[Items from a data source]
::::

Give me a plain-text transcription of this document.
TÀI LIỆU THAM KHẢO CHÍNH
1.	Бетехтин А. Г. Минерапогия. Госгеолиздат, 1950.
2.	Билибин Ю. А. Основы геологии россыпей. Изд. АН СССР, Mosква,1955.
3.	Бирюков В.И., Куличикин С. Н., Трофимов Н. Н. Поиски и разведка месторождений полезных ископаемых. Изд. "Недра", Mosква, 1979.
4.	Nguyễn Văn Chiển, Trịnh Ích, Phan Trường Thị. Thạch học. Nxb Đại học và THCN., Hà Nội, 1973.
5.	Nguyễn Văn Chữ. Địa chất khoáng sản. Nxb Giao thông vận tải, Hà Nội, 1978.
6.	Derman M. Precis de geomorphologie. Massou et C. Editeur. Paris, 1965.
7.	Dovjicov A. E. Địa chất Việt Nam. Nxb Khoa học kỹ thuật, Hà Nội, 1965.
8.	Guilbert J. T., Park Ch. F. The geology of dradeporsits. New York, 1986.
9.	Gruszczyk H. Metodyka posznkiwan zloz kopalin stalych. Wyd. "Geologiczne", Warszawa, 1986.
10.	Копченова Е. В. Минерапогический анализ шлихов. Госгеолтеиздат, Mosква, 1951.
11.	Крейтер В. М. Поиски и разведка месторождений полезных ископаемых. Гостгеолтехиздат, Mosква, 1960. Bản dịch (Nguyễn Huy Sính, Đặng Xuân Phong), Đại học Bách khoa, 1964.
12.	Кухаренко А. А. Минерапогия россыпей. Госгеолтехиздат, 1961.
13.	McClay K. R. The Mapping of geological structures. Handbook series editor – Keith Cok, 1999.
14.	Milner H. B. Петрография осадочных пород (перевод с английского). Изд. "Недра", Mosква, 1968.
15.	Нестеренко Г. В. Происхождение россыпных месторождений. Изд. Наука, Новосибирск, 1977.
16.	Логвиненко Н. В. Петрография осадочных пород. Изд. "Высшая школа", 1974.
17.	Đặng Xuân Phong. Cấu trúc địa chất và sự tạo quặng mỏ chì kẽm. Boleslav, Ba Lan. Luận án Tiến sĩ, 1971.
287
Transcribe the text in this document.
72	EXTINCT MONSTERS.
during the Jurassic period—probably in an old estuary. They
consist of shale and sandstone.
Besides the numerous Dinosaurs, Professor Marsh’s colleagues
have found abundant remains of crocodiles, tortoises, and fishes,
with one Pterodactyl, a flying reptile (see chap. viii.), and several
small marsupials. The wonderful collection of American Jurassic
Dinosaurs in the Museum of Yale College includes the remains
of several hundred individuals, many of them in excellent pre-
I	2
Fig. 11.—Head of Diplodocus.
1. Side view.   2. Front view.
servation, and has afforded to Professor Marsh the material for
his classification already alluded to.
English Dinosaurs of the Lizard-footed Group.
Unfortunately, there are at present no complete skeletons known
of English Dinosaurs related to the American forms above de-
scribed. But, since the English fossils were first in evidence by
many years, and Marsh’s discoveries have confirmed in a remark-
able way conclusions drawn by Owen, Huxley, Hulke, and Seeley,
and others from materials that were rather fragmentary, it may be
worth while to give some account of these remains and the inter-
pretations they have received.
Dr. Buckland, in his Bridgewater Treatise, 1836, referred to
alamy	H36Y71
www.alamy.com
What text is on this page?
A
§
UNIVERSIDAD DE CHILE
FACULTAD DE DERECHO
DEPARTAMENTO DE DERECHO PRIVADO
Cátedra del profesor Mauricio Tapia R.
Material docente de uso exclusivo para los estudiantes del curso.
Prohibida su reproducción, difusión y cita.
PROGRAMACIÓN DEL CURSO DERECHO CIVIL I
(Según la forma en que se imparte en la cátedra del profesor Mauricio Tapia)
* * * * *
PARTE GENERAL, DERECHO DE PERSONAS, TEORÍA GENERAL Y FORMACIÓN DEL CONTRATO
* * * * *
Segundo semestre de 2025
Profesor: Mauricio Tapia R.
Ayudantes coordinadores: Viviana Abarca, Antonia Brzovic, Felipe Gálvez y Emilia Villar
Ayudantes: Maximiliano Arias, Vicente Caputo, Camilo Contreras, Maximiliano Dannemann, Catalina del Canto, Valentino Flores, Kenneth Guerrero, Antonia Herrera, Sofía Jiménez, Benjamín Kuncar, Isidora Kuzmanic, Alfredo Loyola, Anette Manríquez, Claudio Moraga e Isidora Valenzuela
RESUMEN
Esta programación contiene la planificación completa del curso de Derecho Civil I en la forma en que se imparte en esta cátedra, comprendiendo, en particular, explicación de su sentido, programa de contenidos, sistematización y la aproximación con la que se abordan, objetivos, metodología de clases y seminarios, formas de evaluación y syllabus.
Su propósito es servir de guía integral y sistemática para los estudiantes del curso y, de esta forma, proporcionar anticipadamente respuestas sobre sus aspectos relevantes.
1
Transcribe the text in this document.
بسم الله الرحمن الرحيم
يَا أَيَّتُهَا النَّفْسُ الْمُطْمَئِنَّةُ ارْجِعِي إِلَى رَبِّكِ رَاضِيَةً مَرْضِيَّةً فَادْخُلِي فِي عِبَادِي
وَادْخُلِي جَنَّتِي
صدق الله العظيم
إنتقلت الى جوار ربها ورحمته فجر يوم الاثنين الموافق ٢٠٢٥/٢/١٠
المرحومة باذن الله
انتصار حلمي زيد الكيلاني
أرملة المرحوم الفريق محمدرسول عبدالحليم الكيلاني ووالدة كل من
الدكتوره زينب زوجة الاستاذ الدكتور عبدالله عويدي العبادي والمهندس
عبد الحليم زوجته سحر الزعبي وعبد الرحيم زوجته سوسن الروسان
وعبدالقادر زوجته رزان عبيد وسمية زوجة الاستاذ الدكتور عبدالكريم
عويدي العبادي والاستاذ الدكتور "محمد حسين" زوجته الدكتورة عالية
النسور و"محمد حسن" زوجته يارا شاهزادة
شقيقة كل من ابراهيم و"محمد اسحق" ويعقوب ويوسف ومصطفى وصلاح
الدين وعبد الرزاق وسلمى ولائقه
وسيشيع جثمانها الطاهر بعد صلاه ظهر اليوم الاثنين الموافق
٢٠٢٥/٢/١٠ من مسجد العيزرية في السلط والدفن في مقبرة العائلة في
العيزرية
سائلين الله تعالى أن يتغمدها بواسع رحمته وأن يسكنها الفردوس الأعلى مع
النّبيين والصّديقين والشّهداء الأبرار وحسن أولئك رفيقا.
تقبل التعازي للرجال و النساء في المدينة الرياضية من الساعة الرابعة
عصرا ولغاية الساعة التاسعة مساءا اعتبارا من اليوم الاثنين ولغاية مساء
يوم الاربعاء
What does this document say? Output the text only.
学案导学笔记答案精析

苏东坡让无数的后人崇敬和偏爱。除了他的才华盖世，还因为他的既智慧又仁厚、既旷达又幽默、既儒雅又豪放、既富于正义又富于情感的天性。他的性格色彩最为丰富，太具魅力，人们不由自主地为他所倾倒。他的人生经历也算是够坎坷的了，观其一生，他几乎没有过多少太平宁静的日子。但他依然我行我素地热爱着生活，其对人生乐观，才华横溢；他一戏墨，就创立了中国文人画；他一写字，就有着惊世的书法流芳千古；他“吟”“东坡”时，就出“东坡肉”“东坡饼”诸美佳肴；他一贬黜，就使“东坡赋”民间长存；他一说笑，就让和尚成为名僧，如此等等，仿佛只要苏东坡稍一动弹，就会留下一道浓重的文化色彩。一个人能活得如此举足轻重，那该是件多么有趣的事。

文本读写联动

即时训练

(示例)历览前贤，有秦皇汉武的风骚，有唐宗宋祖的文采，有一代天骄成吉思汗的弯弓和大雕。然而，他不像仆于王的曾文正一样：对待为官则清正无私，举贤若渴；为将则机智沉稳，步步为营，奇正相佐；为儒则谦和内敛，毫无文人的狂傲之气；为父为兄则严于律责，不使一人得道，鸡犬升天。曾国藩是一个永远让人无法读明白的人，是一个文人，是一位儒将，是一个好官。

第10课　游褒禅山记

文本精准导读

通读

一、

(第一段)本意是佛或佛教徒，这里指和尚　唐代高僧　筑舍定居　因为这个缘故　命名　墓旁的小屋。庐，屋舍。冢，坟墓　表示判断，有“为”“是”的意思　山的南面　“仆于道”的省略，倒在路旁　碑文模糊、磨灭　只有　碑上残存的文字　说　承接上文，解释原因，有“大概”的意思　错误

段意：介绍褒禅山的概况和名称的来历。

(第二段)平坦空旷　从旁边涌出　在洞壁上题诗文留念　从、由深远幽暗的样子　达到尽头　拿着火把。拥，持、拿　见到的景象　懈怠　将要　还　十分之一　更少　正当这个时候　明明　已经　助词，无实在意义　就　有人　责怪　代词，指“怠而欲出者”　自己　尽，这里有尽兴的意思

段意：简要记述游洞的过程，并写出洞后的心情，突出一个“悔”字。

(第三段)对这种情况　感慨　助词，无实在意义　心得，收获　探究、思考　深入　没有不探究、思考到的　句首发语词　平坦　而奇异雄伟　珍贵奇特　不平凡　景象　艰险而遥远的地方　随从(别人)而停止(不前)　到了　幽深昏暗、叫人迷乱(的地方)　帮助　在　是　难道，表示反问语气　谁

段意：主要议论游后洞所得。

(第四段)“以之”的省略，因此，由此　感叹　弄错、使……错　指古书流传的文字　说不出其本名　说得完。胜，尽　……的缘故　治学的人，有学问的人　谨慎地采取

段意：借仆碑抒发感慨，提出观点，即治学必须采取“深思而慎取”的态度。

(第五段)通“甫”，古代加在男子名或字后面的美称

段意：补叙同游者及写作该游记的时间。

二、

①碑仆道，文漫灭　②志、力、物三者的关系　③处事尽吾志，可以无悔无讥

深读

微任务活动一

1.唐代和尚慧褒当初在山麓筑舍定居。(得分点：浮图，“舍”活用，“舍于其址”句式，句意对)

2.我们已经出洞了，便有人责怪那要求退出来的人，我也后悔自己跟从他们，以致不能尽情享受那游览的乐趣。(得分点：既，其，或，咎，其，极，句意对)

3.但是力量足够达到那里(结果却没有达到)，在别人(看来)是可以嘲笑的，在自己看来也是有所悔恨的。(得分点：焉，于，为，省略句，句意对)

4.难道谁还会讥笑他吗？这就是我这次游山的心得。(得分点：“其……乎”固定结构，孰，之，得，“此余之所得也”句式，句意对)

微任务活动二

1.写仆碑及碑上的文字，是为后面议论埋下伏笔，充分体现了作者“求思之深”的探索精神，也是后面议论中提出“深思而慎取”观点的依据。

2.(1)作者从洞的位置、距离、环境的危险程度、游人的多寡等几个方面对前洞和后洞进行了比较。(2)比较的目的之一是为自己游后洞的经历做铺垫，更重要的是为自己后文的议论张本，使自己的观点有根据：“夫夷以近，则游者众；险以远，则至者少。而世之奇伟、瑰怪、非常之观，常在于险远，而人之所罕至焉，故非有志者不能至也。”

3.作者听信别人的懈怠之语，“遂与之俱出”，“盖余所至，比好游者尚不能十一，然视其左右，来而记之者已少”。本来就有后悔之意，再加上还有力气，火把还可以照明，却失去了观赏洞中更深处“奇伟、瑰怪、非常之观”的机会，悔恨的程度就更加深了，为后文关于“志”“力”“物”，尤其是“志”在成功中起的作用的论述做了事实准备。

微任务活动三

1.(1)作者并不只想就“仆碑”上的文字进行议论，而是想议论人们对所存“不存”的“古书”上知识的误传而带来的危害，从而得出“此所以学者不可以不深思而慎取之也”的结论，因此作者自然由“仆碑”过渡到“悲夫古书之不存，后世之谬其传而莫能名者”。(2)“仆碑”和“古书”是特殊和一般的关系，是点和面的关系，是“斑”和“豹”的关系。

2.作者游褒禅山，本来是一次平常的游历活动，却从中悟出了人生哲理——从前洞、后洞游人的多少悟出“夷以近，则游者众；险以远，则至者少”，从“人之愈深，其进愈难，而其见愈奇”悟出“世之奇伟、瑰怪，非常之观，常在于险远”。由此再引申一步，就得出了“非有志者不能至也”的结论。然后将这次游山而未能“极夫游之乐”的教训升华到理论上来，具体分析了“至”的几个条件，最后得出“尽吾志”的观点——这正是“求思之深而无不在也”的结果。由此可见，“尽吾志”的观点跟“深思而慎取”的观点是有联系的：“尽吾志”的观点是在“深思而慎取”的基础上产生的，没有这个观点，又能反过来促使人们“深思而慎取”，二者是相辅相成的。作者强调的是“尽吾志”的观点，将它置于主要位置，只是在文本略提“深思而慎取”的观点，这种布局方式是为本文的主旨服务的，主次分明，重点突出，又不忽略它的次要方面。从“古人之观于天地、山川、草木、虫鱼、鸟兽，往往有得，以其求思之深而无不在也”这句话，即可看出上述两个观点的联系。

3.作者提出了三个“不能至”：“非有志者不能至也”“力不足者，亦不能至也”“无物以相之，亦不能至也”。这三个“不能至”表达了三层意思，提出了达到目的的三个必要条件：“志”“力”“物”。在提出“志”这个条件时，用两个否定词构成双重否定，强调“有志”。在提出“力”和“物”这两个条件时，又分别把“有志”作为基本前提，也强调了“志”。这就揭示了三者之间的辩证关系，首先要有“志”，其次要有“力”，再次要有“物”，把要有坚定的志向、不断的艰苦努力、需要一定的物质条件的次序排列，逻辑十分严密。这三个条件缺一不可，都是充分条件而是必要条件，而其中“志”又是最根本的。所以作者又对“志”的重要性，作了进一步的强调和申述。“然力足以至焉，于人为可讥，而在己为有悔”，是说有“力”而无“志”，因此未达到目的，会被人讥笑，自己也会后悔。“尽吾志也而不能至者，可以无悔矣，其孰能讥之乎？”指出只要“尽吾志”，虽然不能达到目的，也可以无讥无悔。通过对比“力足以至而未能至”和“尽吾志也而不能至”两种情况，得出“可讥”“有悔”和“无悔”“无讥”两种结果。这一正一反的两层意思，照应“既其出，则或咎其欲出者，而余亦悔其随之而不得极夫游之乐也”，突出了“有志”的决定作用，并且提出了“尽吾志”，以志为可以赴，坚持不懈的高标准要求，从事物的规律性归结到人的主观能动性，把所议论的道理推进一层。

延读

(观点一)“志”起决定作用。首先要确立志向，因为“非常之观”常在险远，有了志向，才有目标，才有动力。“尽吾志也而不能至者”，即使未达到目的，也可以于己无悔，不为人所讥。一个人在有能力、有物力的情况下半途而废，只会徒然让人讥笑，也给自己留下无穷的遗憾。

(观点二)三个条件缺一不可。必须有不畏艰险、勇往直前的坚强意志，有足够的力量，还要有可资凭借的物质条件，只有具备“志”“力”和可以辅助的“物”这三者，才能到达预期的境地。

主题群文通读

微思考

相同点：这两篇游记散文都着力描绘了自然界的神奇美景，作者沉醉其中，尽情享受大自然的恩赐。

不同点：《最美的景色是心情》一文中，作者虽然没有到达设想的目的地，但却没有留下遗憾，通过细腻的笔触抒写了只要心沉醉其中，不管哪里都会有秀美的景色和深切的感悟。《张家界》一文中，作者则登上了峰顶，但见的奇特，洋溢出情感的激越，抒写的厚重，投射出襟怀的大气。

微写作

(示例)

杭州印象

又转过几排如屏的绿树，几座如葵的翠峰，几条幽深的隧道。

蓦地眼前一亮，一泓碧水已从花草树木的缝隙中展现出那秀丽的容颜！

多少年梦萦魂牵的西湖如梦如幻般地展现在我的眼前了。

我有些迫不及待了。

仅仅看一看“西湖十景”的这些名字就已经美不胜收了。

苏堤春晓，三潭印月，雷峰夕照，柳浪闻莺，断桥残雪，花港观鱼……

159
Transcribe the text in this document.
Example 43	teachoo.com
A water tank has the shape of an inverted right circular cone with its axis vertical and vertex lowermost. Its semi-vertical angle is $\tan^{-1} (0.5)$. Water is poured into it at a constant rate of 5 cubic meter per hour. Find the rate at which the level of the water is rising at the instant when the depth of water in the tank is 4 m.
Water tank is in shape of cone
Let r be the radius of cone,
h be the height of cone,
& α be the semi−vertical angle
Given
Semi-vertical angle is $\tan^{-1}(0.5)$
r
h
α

::::

#### Work instructions:
In the material above, find each line that contains the word "العبادي", and select it.

#### Answer in full:
الدكتوره زينب زوجة الاستاذ الدكتور عبدالله عويدي العبادي والمهندس
عويدي العبادي والاستاذ الدكتور "محمد حسين" زوجته الدكتورة عالية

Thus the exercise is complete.